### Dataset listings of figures
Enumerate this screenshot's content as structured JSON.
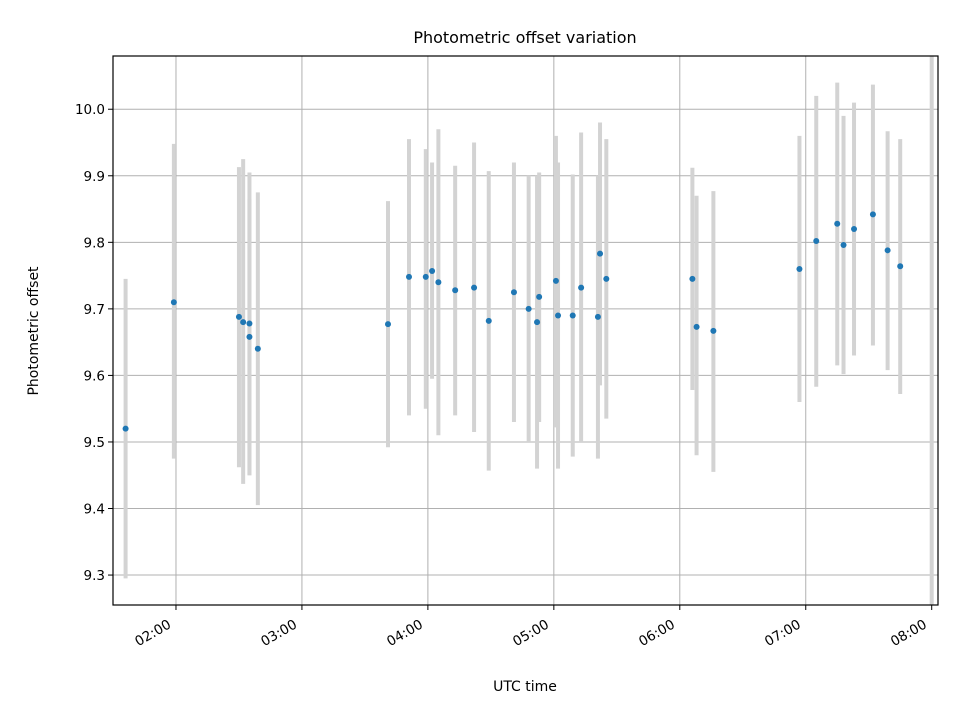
{
  "chart_data": {
    "type": "scatter",
    "title": "Photometric offset variation",
    "xlabel": "UTC time",
    "ylabel": "Photometric offset",
    "grid": true,
    "xlim": [
      "01:30",
      "08:03"
    ],
    "ylim": [
      9.255,
      10.08
    ],
    "x_ticks": [
      "02:00",
      "03:00",
      "04:00",
      "05:00",
      "06:00",
      "07:00",
      "08:00"
    ],
    "y_ticks": [
      "9.3",
      "9.4",
      "9.5",
      "9.6",
      "9.7",
      "9.8",
      "9.9",
      "10.0"
    ],
    "series": [
      {
        "color": "#1f77b4",
        "errorbar_color": "#d3d3d3",
        "points": [
          {
            "x": "01:36",
            "y": 9.52,
            "ylo": 9.295,
            "yhi": 9.745
          },
          {
            "x": "01:59",
            "y": 9.71,
            "ylo": 9.475,
            "yhi": 9.948
          },
          {
            "x": "02:30",
            "y": 9.688,
            "ylo": 9.462,
            "yhi": 9.913
          },
          {
            "x": "02:32",
            "y": 9.68,
            "ylo": 9.437,
            "yhi": 9.925
          },
          {
            "x": "02:35",
            "y": 9.678,
            "ylo": 9.45,
            "yhi": 9.905
          },
          {
            "x": "02:35",
            "y": 9.658,
            "ylo": 9.45,
            "yhi": 9.865
          },
          {
            "x": "02:39",
            "y": 9.64,
            "ylo": 9.405,
            "yhi": 9.875
          },
          {
            "x": "03:41",
            "y": 9.677,
            "ylo": 9.492,
            "yhi": 9.862
          },
          {
            "x": "03:51",
            "y": 9.748,
            "ylo": 9.54,
            "yhi": 9.955
          },
          {
            "x": "03:59",
            "y": 9.748,
            "ylo": 9.55,
            "yhi": 9.94
          },
          {
            "x": "04:02",
            "y": 9.757,
            "ylo": 9.595,
            "yhi": 9.92
          },
          {
            "x": "04:05",
            "y": 9.74,
            "ylo": 9.51,
            "yhi": 9.97
          },
          {
            "x": "04:13",
            "y": 9.728,
            "ylo": 9.54,
            "yhi": 9.915
          },
          {
            "x": "04:22",
            "y": 9.732,
            "ylo": 9.515,
            "yhi": 9.95
          },
          {
            "x": "04:29",
            "y": 9.682,
            "ylo": 9.457,
            "yhi": 9.907
          },
          {
            "x": "04:41",
            "y": 9.725,
            "ylo": 9.53,
            "yhi": 9.92
          },
          {
            "x": "04:48",
            "y": 9.7,
            "ylo": 9.5,
            "yhi": 9.9
          },
          {
            "x": "04:52",
            "y": 9.68,
            "ylo": 9.46,
            "yhi": 9.9
          },
          {
            "x": "04:53",
            "y": 9.718,
            "ylo": 9.53,
            "yhi": 9.905
          },
          {
            "x": "05:01",
            "y": 9.742,
            "ylo": 9.522,
            "yhi": 9.96
          },
          {
            "x": "05:02",
            "y": 9.69,
            "ylo": 9.46,
            "yhi": 9.92
          },
          {
            "x": "05:09",
            "y": 9.69,
            "ylo": 9.478,
            "yhi": 9.902
          },
          {
            "x": "05:13",
            "y": 9.732,
            "ylo": 9.5,
            "yhi": 9.965
          },
          {
            "x": "05:21",
            "y": 9.688,
            "ylo": 9.475,
            "yhi": 9.9
          },
          {
            "x": "05:22",
            "y": 9.783,
            "ylo": 9.585,
            "yhi": 9.98
          },
          {
            "x": "05:25",
            "y": 9.745,
            "ylo": 9.535,
            "yhi": 9.955
          },
          {
            "x": "06:06",
            "y": 9.745,
            "ylo": 9.578,
            "yhi": 9.912
          },
          {
            "x": "06:08",
            "y": 9.673,
            "ylo": 9.48,
            "yhi": 9.87
          },
          {
            "x": "06:16",
            "y": 9.667,
            "ylo": 9.455,
            "yhi": 9.877
          },
          {
            "x": "06:57",
            "y": 9.76,
            "ylo": 9.56,
            "yhi": 9.96
          },
          {
            "x": "07:05",
            "y": 9.802,
            "ylo": 9.583,
            "yhi": 10.02
          },
          {
            "x": "07:15",
            "y": 9.828,
            "ylo": 9.615,
            "yhi": 10.04
          },
          {
            "x": "07:18",
            "y": 9.796,
            "ylo": 9.602,
            "yhi": 9.99
          },
          {
            "x": "07:23",
            "y": 9.82,
            "ylo": 9.63,
            "yhi": 10.01
          },
          {
            "x": "07:32",
            "y": 9.842,
            "ylo": 9.645,
            "yhi": 10.037
          },
          {
            "x": "07:39",
            "y": 9.788,
            "ylo": 9.608,
            "yhi": 9.967
          },
          {
            "x": "07:45",
            "y": 9.764,
            "ylo": 9.572,
            "yhi": 9.955
          },
          {
            "x": "08:00",
            "y": null,
            "ylo": 9.255,
            "yhi": 10.08
          }
        ]
      }
    ]
  }
}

### DO THIS
Extract every line that has the string "Photometric" in it.

### FULL RESPONSE
    "title": "Photometric offset variation",
    "ylabel": "Photometric offset",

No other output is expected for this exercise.